▶ [RECORDS PROVIDED]
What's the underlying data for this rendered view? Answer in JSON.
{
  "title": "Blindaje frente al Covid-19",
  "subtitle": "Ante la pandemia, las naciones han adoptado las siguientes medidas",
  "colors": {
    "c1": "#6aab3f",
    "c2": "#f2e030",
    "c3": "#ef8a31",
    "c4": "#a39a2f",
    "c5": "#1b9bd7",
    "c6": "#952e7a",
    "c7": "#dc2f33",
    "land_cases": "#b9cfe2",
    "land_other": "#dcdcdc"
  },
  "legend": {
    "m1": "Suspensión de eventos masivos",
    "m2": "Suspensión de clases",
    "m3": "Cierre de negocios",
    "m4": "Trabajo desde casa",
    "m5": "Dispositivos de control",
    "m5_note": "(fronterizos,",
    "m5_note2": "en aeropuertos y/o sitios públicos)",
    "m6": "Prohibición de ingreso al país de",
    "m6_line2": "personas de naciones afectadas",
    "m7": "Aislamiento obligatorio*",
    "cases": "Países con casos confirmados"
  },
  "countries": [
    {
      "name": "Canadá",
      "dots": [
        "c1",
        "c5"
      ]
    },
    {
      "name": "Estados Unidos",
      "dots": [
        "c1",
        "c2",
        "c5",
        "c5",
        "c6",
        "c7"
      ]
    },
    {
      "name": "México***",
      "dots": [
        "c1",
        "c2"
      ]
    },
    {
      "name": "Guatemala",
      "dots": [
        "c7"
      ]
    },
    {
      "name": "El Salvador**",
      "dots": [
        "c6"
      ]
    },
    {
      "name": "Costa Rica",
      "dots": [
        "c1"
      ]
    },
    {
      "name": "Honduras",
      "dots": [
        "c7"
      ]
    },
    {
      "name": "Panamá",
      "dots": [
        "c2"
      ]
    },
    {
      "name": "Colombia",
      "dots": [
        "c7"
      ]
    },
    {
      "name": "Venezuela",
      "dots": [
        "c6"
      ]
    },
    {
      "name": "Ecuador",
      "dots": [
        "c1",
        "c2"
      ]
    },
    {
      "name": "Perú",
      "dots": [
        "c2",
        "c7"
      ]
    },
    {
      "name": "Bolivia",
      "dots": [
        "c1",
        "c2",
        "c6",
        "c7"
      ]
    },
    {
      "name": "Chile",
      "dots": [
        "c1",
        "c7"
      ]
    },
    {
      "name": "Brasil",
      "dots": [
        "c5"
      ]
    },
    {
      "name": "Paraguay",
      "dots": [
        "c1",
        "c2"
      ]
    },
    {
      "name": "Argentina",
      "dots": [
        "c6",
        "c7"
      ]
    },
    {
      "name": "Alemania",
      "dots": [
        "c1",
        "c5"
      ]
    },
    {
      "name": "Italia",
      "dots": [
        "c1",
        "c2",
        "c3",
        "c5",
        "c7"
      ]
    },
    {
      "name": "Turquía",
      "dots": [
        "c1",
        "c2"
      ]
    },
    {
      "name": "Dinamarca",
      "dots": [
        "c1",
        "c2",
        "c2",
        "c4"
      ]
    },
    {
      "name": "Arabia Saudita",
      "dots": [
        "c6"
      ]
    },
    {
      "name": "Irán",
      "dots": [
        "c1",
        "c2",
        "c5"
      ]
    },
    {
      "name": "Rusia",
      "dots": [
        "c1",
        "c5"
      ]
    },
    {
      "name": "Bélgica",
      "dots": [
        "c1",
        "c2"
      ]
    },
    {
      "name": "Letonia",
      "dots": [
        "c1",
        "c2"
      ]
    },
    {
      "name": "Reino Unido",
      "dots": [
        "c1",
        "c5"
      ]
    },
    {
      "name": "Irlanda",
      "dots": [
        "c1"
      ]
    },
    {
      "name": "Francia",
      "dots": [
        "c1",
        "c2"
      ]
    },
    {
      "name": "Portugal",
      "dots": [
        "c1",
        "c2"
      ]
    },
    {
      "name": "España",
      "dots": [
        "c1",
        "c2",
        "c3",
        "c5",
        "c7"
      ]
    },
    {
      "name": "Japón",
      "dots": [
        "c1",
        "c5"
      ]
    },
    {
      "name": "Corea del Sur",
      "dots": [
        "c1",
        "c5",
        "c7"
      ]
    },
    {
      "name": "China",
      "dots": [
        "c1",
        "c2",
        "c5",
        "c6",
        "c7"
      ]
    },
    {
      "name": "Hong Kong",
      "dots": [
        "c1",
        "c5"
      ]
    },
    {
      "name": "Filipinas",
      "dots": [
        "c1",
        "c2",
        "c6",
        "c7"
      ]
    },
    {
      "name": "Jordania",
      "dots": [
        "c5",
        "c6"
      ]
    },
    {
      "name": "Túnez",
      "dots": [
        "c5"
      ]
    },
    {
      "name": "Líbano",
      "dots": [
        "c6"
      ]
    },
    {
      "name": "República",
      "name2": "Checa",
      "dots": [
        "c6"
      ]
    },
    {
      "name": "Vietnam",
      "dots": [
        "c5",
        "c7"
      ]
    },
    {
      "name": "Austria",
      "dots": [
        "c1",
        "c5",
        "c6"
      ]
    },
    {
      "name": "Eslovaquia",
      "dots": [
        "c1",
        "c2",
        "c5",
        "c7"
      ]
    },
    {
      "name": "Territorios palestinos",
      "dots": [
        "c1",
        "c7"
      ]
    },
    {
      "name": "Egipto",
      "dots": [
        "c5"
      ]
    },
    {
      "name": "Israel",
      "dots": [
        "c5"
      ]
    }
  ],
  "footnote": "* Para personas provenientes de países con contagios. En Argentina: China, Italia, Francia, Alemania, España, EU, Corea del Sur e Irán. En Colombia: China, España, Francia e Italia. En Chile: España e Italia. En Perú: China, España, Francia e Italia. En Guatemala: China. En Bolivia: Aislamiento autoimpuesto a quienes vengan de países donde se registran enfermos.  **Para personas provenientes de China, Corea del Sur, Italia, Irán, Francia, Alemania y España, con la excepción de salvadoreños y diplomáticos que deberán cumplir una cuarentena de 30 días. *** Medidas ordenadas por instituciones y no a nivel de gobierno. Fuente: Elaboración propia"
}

▶ [WRITTEN PROBLEM] Write down the full listing again, exactly.

▶ [FULL RESPONSE]
What's the underlying data for this rendered view? Answer in JSON.
{
  "title": "Blindaje frente al Covid-19",
  "subtitle": "Ante la pandemia, las naciones han adoptado las siguientes medidas",
  "colors": {
    "c1": "#6aab3f",
    "c2": "#f2e030",
    "c3": "#ef8a31",
    "c4": "#a39a2f",
    "c5": "#1b9bd7",
    "c6": "#952e7a",
    "c7": "#dc2f33",
    "land_cases": "#b9cfe2",
    "land_other": "#dcdcdc"
  },
  "legend": {
    "m1": "Suspensión de eventos masivos",
    "m2": "Suspensión de clases",
    "m3": "Cierre de negocios",
    "m4": "Trabajo desde casa",
    "m5": "Dispositivos de control",
    "m5_note": "(fronterizos,",
    "m5_note2": "en aeropuertos y/o sitios públicos)",
    "m6": "Prohibición de ingreso al país de",
    "m6_line2": "personas de naciones afectadas",
    "m7": "Aislamiento obligatorio*",
    "cases": "Países con casos confirmados"
  },
  "countries": [
    {
      "name": "Canadá",
      "dots": [
        "c1",
        "c5"
      ]
    },
    {
      "name": "Estados Unidos",
      "dots": [
        "c1",
        "c2",
        "c5",
        "c5",
        "c6",
        "c7"
      ]
    },
    {
      "name": "México***",
      "dots": [
        "c1",
        "c2"
      ]
    },
    {
      "name": "Guatemala",
      "dots": [
        "c7"
      ]
    },
    {
      "name": "El Salvador**",
      "dots": [
        "c6"
      ]
    },
    {
      "name": "Costa Rica",
      "dots": [
        "c1"
      ]
    },
    {
      "name": "Honduras",
      "dots": [
        "c7"
      ]
    },
    {
      "name": "Panamá",
      "dots": [
        "c2"
      ]
    },
    {
      "name": "Colombia",
      "dots": [
        "c7"
      ]
    },
    {
      "name": "Venezuela",
      "dots": [
        "c6"
      ]
    },
    {
      "name": "Ecuador",
      "dots": [
        "c1",
        "c2"
      ]
    },
    {
      "name": "Perú",
      "dots": [
        "c2",
        "c7"
      ]
    },
    {
      "name": "Bolivia",
      "dots": [
        "c1",
        "c2",
        "c6",
        "c7"
      ]
    },
    {
      "name": "Chile",
      "dots": [
        "c1",
        "c7"
      ]
    },
    {
      "name": "Brasil",
      "dots": [
        "c5"
      ]
    },
    {
      "name": "Paraguay",
      "dots": [
        "c1",
        "c2"
      ]
    },
    {
      "name": "Argentina",
      "dots": [
        "c6",
        "c7"
      ]
    },
    {
      "name": "Alemania",
      "dots": [
        "c1",
        "c5"
      ]
    },
    {
      "name": "Italia",
      "dots": [
        "c1",
        "c2",
        "c3",
        "c5",
        "c7"
      ]
    },
    {
      "name": "Turquía",
      "dots": [
        "c1",
        "c2"
      ]
    },
    {
      "name": "Dinamarca",
      "dots": [
        "c1",
        "c2",
        "c2",
        "c4"
      ]
    },
    {
      "name": "Arabia Saudita",
      "dots": [
        "c6"
      ]
    },
    {
      "name": "Irán",
      "dots": [
        "c1",
        "c2",
        "c5"
      ]
    },
    {
      "name": "Rusia",
      "dots": [
        "c1",
        "c5"
      ]
    },
    {
      "name": "Bélgica",
      "dots": [
        "c1",
        "c2"
      ]
    },
    {
      "name": "Letonia",
      "dots": [
        "c1",
        "c2"
      ]
    },
    {
      "name": "Reino Unido",
      "dots": [
        "c1",
        "c5"
      ]
    },
    {
      "name": "Irlanda",
      "dots": [
        "c1"
      ]
    },
    {
      "name": "Francia",
      "dots": [
        "c1",
        "c2"
      ]
    },
    {
      "name": "Portugal",
      "dots": [
        "c1",
        "c2"
      ]
    },
    {
      "name": "España",
      "dots": [
        "c1",
        "c2",
        "c3",
        "c5",
        "c7"
      ]
    },
    {
      "name": "Japón",
      "dots": [
        "c1",
        "c5"
      ]
    },
    {
      "name": "Corea del Sur",
      "dots": [
        "c1",
        "c5",
        "c7"
      ]
    },
    {
      "name": "China",
      "dots": [
        "c1",
        "c2",
        "c5",
        "c6",
        "c7"
      ]
    },
    {
      "name": "Hong Kong",
      "dots": [
        "c1",
        "c5"
      ]
    },
    {
      "name": "Filipinas",
      "dots": [
        "c1",
        "c2",
        "c6",
        "c7"
      ]
    },
    {
      "name": "Jordania",
      "dots": [
        "c5",
        "c6"
      ]
    },
    {
      "name": "Túnez",
      "dots": [
        "c5"
      ]
    },
    {
      "name": "Líbano",
      "dots": [
        "c6"
      ]
    },
    {
      "name": "República",
      "name2": "Checa",
      "dots": [
        "c6"
      ]
    },
    {
      "name": "Vietnam",
      "dots": [
        "c5",
        "c7"
      ]
    },
    {
      "name": "Austria",
      "dots": [
        "c1",
        "c5",
        "c6"
      ]
    },
    {
      "name": "Eslovaquia",
      "dots": [
        "c1",
        "c2",
        "c5",
        "c7"
      ]
    },
    {
      "name": "Territorios palestinos",
      "dots": [
        "c1",
        "c7"
      ]
    },
    {
      "name": "Egipto",
      "dots": [
        "c5"
      ]
    },
    {
      "name": "Israel",
      "dots": [
        "c5"
      ]
    }
  ],
  "footnote": "* Para personas provenientes de países con contagios. En Argentina: China, Italia, Francia, Alemania, España, EU, Corea del Sur e Irán. En Colombia: China, España, Francia e Italia. En Chile: España e Italia. En Perú: China, España, Francia e Italia. En Guatemala: China. En Bolivia: Aislamiento autoimpuesto a quienes vengan de países donde se registran enfermos.  **Para personas provenientes de China, Corea del Sur, Italia, Irán, Francia, Alemania y España, con la excepción de salvadoreños y diplomáticos que deberán cumplir una cuarentena de 30 días. *** Medidas ordenadas por instituciones y no a nivel de gobierno. Fuente: Elaboración propia"
}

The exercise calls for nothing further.